--- GIVEN EXERCISE ---
Identify, in the records below, every line where the string "COOPER" appears, and copy each such line.

--- DATA PROVIDED ---
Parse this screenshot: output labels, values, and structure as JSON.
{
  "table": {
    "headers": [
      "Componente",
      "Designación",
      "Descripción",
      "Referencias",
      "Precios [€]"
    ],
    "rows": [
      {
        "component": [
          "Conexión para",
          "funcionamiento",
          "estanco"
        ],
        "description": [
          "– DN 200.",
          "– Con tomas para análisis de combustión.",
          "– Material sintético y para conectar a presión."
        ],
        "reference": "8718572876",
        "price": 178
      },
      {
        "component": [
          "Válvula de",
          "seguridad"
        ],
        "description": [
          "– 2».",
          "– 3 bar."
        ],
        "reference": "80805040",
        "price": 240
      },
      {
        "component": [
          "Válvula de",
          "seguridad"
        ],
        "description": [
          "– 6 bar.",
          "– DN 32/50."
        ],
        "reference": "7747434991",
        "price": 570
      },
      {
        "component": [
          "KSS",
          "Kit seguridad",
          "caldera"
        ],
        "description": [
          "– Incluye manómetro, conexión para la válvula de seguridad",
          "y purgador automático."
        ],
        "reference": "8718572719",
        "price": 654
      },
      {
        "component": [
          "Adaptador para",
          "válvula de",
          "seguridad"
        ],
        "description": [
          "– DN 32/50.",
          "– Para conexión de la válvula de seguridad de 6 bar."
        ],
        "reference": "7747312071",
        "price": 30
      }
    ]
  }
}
---
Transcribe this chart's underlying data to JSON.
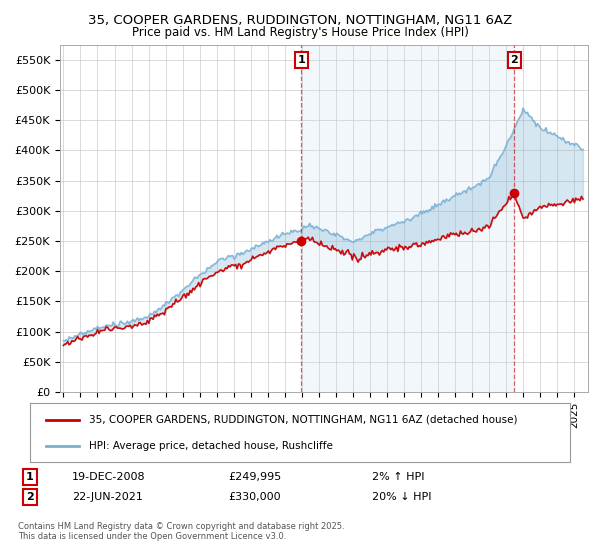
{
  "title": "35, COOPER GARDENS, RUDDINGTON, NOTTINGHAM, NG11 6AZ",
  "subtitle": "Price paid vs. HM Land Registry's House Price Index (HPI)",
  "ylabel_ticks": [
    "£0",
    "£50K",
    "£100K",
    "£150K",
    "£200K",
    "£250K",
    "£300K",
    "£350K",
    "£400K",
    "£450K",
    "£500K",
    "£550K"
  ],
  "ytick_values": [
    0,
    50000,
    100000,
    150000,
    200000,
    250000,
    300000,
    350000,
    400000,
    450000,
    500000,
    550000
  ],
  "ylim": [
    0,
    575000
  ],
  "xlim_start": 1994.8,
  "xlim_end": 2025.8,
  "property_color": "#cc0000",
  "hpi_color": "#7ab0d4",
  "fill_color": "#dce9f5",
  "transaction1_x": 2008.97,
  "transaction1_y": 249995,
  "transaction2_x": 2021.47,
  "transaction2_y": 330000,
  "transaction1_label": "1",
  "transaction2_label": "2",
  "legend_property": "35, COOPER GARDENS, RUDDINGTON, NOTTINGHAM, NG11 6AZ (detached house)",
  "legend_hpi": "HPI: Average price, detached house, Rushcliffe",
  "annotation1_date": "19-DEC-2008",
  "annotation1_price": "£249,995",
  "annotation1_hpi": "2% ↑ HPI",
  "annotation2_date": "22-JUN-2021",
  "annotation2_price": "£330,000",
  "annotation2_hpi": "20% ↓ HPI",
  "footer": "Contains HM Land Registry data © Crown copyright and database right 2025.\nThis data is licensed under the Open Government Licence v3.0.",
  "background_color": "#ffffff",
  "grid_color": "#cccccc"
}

--- EXERCISE RESULT ---
  "title": "35, COOPER GARDENS, RUDDINGTON, NOTTINGHAM, NG11 6AZ",
  "legend_property": "35, COOPER GARDENS, RUDDINGTON, NOTTINGHAM, NG11 6AZ (detached house)",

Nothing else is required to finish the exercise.